* Start *

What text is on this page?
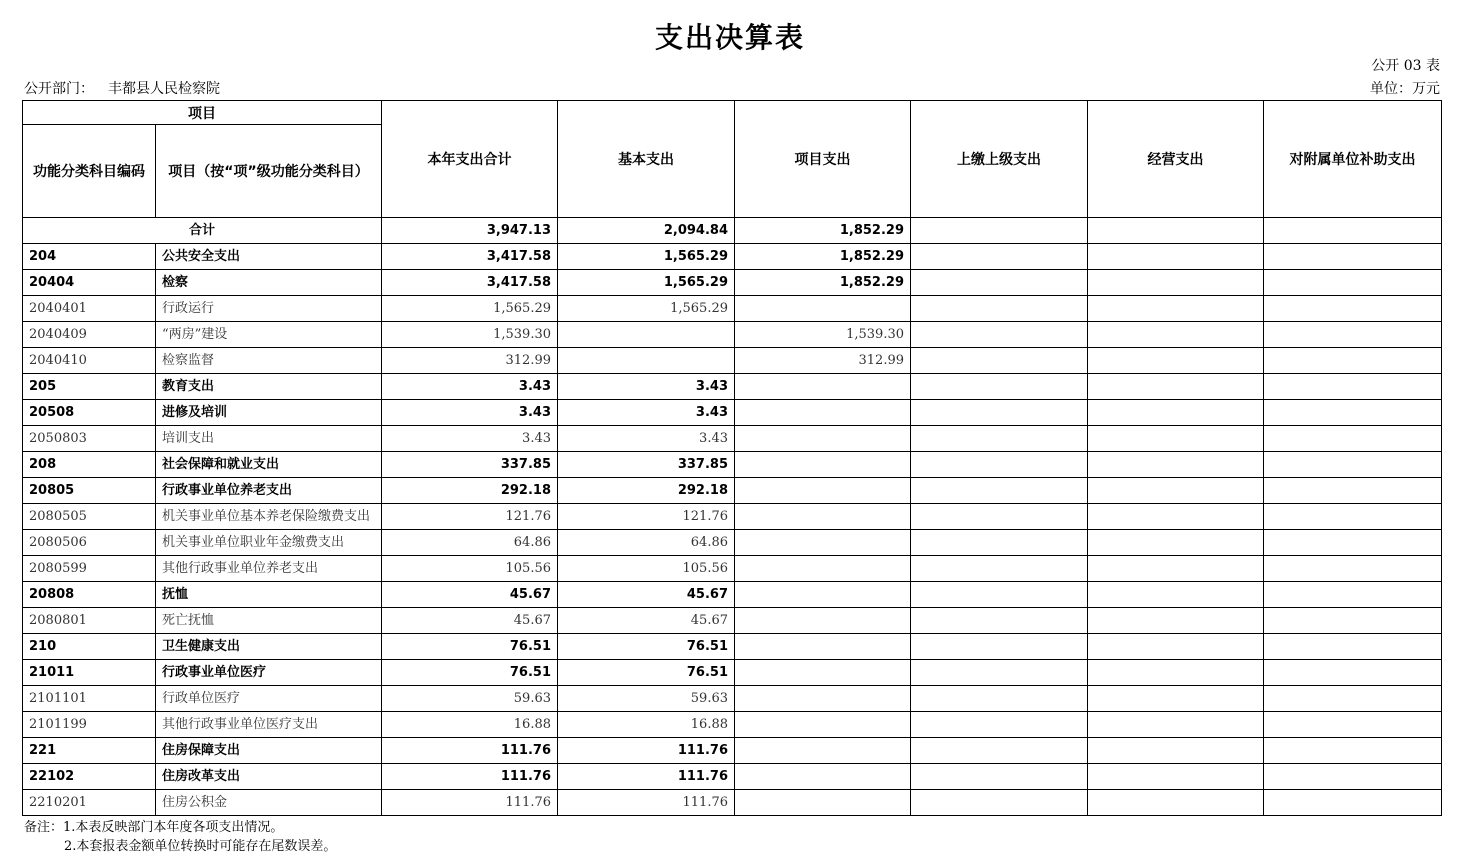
支出决算表
公开 03 表
公开部门： 丰都县人民检察院	单位：万元
项目		本年支出合计	基本支出	项目支出	上缴上级支出	经营支出	对附属单位补助支出
功能分类科目编码	项目（按“项”级功能分类科目）						
合计		3,947.13	2,094.84	1,852.29			
204	公共安全支出	3,417.58	1,565.29	1,852.29			
20404	检察	3,417.58	1,565.29	1,852.29			
2040401	行政运行	1,565.29	1,565.29				
2040409	“两房”建设	1,539.30		1,539.30			
2040410	检察监督	312.99		312.99			
205	教育支出	3.43	3.43				
20508	进修及培训	3.43	3.43				
2050803	培训支出	3.43	3.43				
208	社会保障和就业支出	337.85	337.85				
20805	行政事业单位养老支出	292.18	292.18				
2080505	机关事业单位基本养老保险缴费支出	121.76	121.76				
2080506	机关事业单位职业年金缴费支出	64.86	64.86				
2080599	其他行政事业单位养老支出	105.56	105.56				
20808	抚恤	45.67	45.67				
2080801	死亡抚恤	45.67	45.67				
210	卫生健康支出	76.51	76.51				
21011	行政事业单位医疗	76.51	76.51				
2101101	行政单位医疗	59.63	59.63				
2101199	其他行政事业单位医疗支出	16.88	16.88				
221	住房保障支出	111.76	111.76				
22102	住房改革支出	111.76	111.76				
2210201	住房公积金	111.76	111.76				
备注：1.本表反映部门本年度各项支出情况。
2.本套报表金额单位转换时可能存在尾数误差。
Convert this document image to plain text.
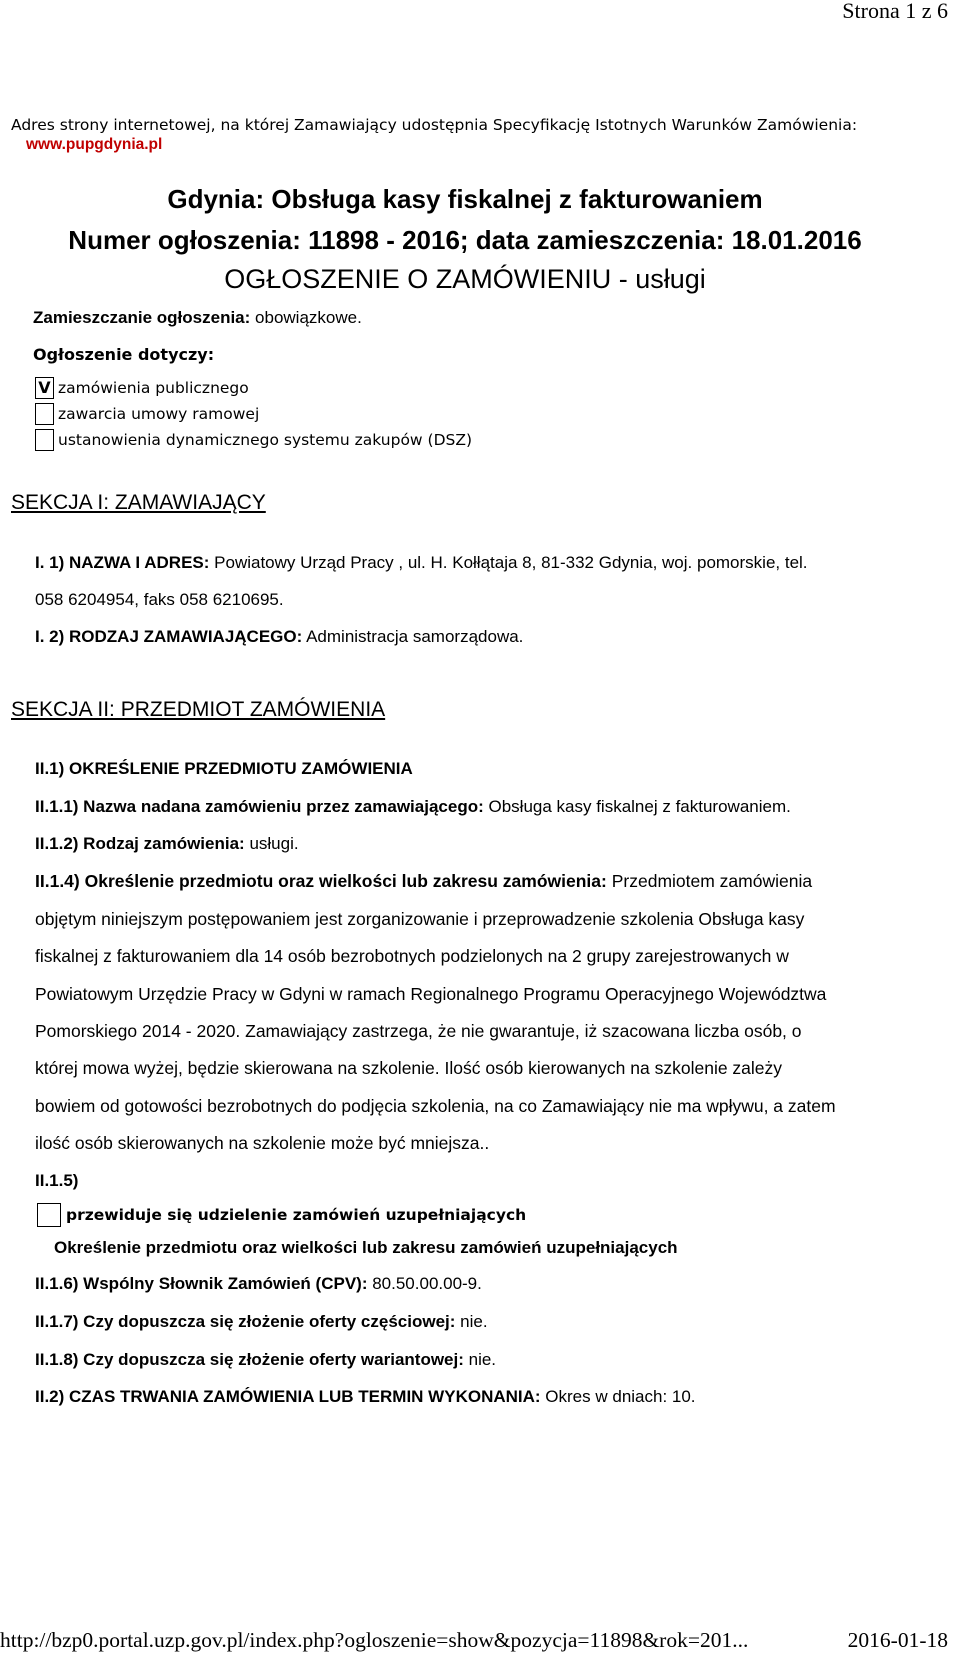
Strona 1 z 6
Adres strony internetowej, na której Zamawiający udostępnia Specyfikację Istotnych Warunków Zamówienia:
www.pupgdynia.pl
Gdynia: Obsługa kasy fiskalnej z fakturowaniem
Numer ogłoszenia: 11898 - 2016; data zamieszczenia: 18.01.2016
OGŁOSZENIE O ZAMÓWIENIU - usługi
Zamieszczanie ogłoszenia: obowiązkowe.
Ogłoszenie dotyczy:
V zamówienia publicznego
zawarcia umowy ramowej
ustanowienia dynamicznego systemu zakupów (DSZ)
SEKCJA I: ZAMAWIAJĄCY
I. 1) NAZWA I ADRES: Powiatowy Urząd Pracy , ul. H. Kołłątaja 8, 81-332 Gdynia, woj. pomorskie, tel.
058 6204954, faks 058 6210695.
I. 2) RODZAJ ZAMAWIAJĄCEGO: Administracja samorządowa.
SEKCJA II: PRZEDMIOT ZAMÓWIENIA
II.1) OKREŚLENIE PRZEDMIOTU ZAMÓWIENIA
II.1.1) Nazwa nadana zamówieniu przez zamawiającego: Obsługa kasy fiskalnej z fakturowaniem.
II.1.2) Rodzaj zamówienia: usługi.
II.1.4) Określenie przedmiotu oraz wielkości lub zakresu zamówienia: Przedmiotem zamówienia
objętym niniejszym postępowaniem jest zorganizowanie i przeprowadzenie szkolenia Obsługa kasy
fiskalnej z fakturowaniem dla 14 osób bezrobotnych podzielonych na 2 grupy zarejestrowanych w
Powiatowym Urzędzie Pracy w Gdyni w ramach Regionalnego Programu Operacyjnego Województwa
Pomorskiego 2014 - 2020. Zamawiający zastrzega, że nie gwarantuje, iż szacowana liczba osób, o
której mowa wyżej, będzie skierowana na szkolenie. Ilość osób kierowanych na szkolenie zależy
bowiem od gotowości bezrobotnych do podjęcia szkolenia, na co Zamawiający nie ma wpływu, a zatem
ilość osób skierowanych na szkolenie może być mniejsza..
II.1.5)
przewiduje się udzielenie zamówień uzupełniających
Określenie przedmiotu oraz wielkości lub zakresu zamówień uzupełniających
II.1.6) Wspólny Słownik Zamówień (CPV): 80.50.00.00-9.
II.1.7) Czy dopuszcza się złożenie oferty częściowej: nie.
II.1.8) Czy dopuszcza się złożenie oferty wariantowej: nie.
II.2) CZAS TRWANIA ZAMÓWIENIA LUB TERMIN WYKONANIA: Okres w dniach: 10.
http://bzp0.portal.uzp.gov.pl/index.php?ogloszenie=show&pozycja=11898&rok=201...	2016-01-18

* End *

Wherever "this" shows up in a line, copy that line.

What text is on this page?
Convert this document image to plain text.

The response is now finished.